• _Task objective_
From the entries below, gather every line containing the string "head".

• _Dataset_
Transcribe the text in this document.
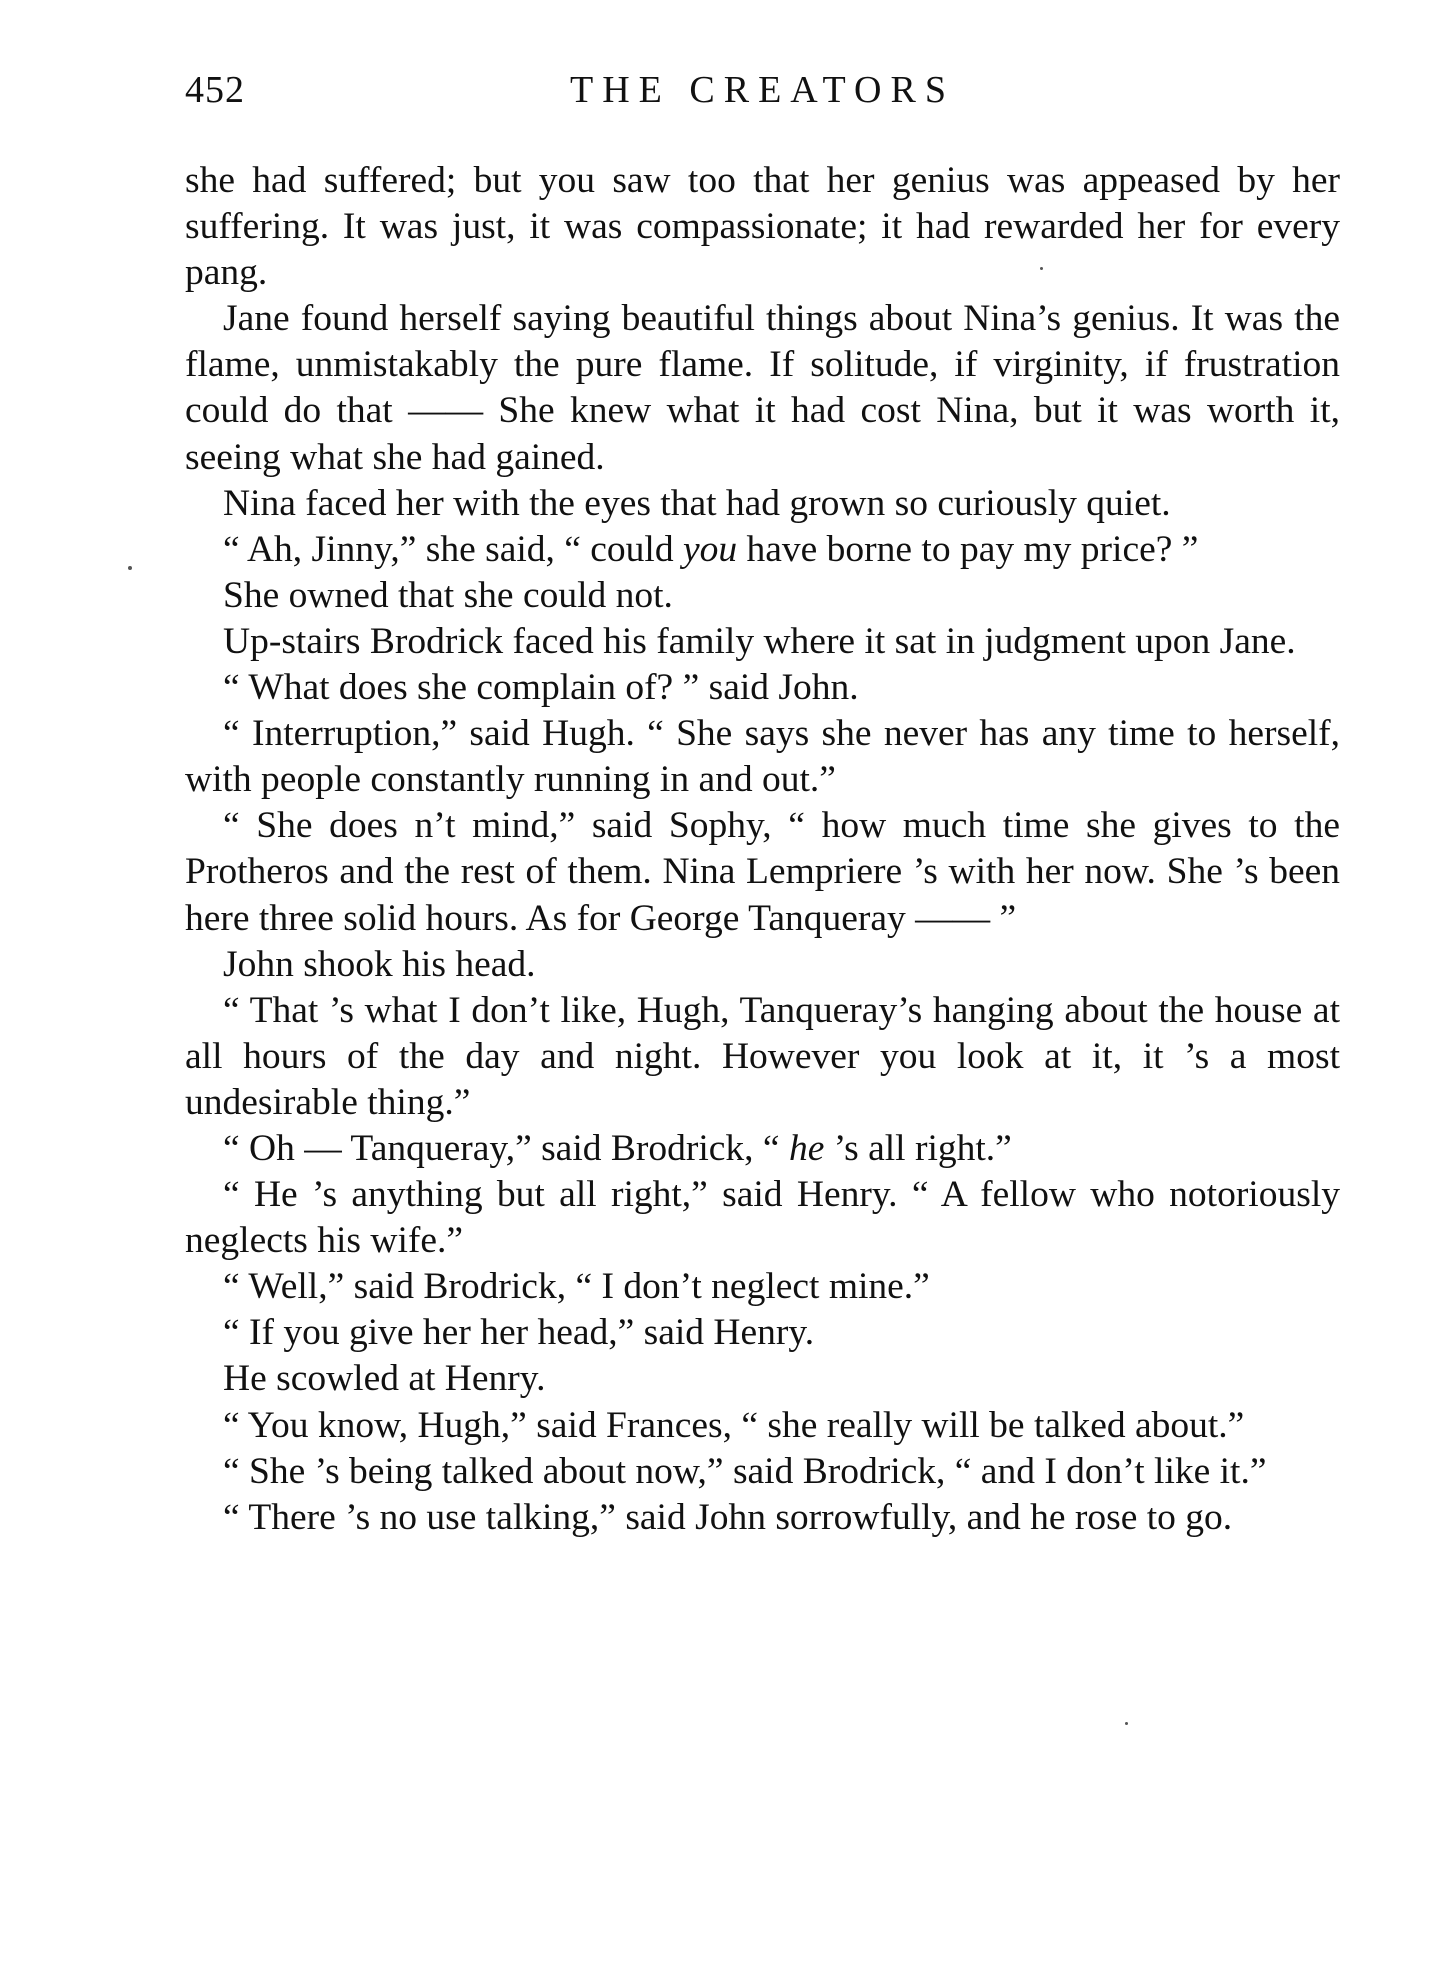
452	THE CREATORS

she had suffered; but you saw too that her genius was appeased by her suffering. It was just, it was compassionate; it had rewarded her for every pang.

Jane found herself saying beautiful things about Nina’s genius. It was the flame, unmistakably the pure flame. If solitude, if virginity, if frustration could do that —— She knew what it had cost Nina, but it was worth it, seeing what she had gained.

Nina faced her with the eyes that had grown so curiously quiet.

“ Ah, Jinny,” she said, “ could you have borne to pay my price? ”

She owned that she could not.

Up-stairs Brodrick faced his family where it sat in judgment upon Jane.

“ What does she complain of? ” said John.

“ Interruption,” said Hugh. “ She says she never has any time to herself, with people constantly running in and out.”

“ She does n’t mind,” said Sophy, “ how much time she gives to the Protheros and the rest of them. Nina Lempriere ’s with her now. She ’s been here three solid hours. As for George Tanqueray —— ”

John shook his head.

“ That ’s what I don’t like, Hugh, Tanqueray’s hanging about the house at all hours of the day and night. However you look at it, it ’s a most undesirable thing.”

“ Oh — Tanqueray,” said Brodrick, “ he ’s all right.”

“ He ’s anything but all right,” said Henry. “ A fellow who notoriously neglects his wife.”

“ Well,” said Brodrick, “ I don’t neglect mine.”

“ If you give her her head,” said Henry.

He scowled at Henry.

“ You know, Hugh,” said Frances, “ she really will be talked about.”

“ She ’s being talked about now,” said Brodrick, “ and I don’t like it.”

“ There ’s no use talking,” said John sorrowfully, and he rose to go.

• _Exercise solution_
John shook his head.
“ If you give her her head,” said Henry.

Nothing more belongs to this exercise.